• Given request: Collect all lines containing the word "document" from the data.

• Information shown:
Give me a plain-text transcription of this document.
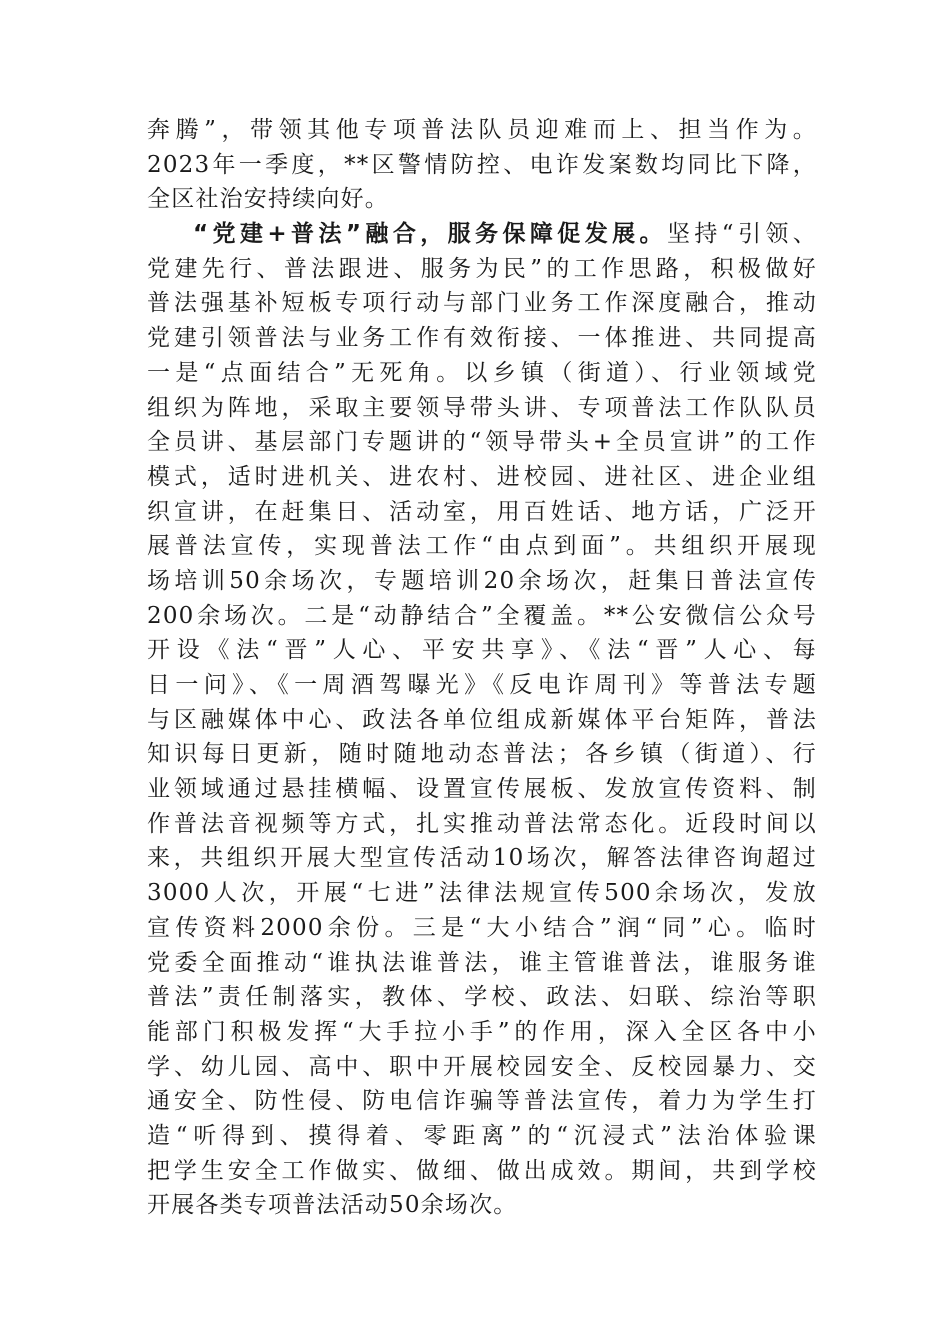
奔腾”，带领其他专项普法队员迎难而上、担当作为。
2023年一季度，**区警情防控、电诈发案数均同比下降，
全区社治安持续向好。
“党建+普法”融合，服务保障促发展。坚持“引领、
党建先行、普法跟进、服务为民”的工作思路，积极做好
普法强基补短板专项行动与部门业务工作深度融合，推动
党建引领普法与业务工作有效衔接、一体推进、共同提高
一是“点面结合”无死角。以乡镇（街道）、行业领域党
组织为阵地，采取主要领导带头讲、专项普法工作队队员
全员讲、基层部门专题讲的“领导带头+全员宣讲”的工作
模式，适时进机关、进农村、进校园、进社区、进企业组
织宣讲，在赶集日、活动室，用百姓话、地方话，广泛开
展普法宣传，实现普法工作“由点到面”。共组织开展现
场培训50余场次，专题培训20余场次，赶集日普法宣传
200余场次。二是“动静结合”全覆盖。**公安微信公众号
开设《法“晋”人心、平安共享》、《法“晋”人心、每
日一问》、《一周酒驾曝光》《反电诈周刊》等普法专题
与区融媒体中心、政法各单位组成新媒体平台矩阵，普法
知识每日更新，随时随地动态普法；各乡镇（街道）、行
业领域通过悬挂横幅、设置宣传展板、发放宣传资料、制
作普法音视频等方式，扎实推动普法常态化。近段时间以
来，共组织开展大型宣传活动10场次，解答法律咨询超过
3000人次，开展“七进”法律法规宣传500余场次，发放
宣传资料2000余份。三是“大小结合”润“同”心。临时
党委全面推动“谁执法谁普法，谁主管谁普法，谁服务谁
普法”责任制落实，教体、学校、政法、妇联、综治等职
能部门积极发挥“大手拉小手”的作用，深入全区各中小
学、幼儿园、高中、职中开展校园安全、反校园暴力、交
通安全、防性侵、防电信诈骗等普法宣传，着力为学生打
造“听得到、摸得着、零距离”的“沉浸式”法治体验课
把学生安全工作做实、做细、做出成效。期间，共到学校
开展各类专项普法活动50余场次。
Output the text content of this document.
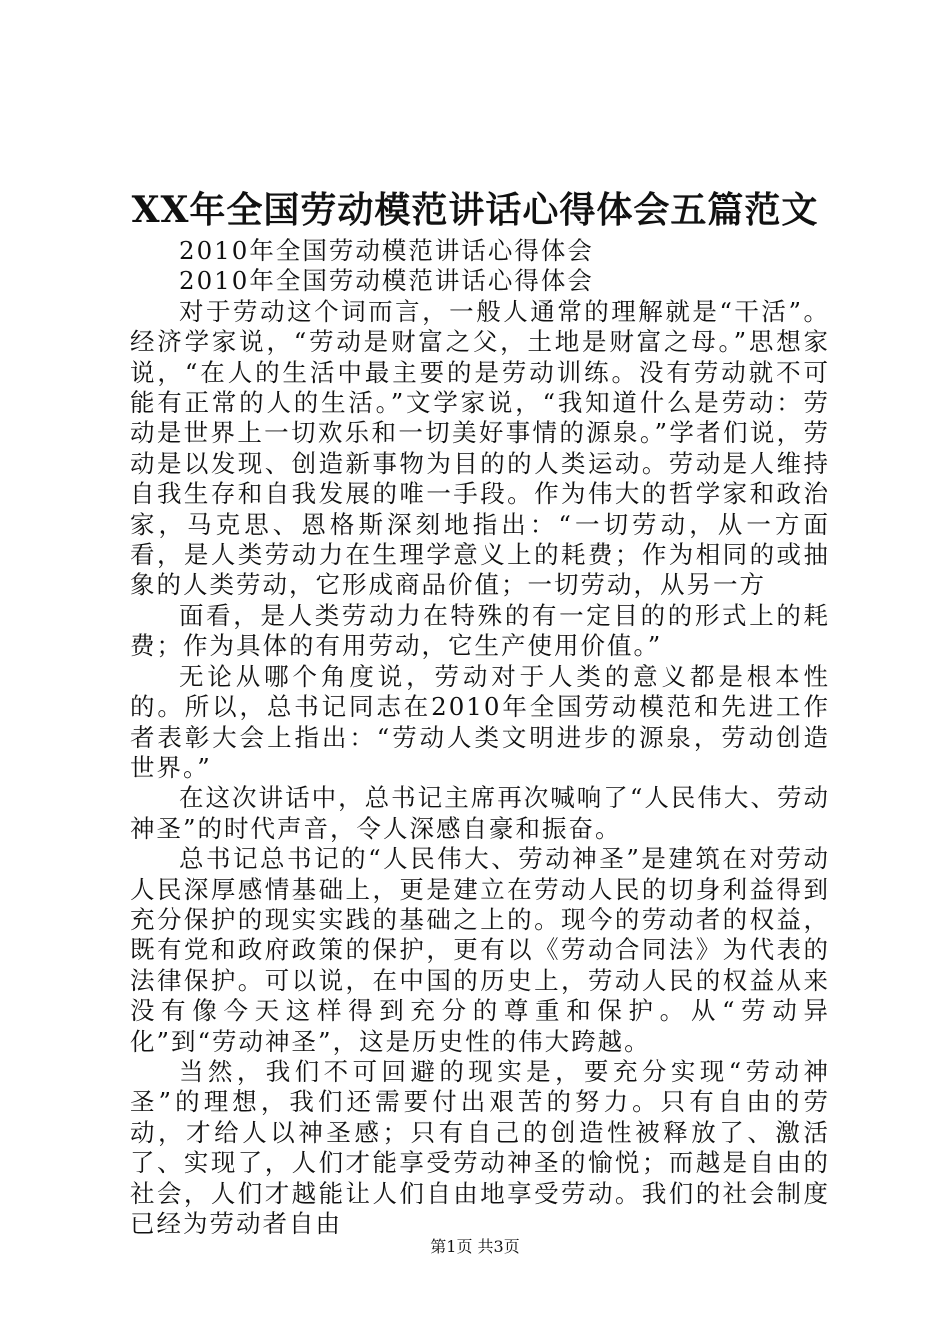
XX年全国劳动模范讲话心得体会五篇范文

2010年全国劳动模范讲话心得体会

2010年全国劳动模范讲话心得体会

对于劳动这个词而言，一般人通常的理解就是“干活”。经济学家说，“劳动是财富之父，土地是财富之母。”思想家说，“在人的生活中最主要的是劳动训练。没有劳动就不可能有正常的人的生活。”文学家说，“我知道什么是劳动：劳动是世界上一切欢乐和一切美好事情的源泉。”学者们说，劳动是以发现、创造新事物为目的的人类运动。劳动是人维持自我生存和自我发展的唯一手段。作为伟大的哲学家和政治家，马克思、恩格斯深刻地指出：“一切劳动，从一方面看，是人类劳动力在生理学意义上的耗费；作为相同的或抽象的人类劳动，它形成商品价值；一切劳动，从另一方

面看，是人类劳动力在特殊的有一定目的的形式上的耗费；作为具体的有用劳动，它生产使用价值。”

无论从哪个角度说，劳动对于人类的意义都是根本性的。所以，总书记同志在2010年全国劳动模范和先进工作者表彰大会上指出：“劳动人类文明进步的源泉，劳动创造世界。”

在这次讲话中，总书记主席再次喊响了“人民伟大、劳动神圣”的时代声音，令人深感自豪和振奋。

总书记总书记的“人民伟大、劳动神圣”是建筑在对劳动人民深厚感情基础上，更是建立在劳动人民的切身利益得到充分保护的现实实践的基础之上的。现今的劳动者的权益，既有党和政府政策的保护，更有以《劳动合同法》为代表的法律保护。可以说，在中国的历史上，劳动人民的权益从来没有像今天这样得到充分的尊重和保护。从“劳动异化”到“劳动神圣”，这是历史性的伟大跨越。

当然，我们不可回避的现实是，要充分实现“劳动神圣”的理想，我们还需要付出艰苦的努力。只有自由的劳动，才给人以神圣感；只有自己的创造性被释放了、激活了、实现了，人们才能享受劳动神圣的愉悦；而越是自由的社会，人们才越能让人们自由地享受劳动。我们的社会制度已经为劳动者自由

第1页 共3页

---

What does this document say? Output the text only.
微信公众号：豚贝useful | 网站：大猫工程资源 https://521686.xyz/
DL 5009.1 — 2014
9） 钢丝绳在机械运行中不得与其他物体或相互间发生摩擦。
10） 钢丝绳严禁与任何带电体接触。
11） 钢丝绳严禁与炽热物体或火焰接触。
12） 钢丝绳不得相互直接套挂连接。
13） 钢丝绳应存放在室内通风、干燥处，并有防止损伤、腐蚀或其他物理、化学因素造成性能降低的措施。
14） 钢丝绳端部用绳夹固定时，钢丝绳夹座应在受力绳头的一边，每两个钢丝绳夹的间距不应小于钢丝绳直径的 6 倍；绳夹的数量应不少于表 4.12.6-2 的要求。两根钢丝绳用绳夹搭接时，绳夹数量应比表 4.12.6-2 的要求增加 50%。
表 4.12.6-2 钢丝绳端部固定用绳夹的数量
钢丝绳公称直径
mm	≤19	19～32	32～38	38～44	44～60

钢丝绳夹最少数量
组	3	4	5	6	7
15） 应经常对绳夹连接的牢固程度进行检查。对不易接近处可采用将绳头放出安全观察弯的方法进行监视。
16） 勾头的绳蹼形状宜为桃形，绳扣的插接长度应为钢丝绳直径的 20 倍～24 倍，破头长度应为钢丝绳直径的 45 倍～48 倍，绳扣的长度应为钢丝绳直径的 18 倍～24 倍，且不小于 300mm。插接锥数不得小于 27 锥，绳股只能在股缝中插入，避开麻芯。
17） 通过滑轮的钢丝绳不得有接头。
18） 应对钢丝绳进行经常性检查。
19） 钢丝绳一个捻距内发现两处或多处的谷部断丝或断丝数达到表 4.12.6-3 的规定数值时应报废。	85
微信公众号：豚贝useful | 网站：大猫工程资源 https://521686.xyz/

• Right answer:
Give me a plain-text transcription of this document.
Output the text content of this document.
What does this document say? Output the text only.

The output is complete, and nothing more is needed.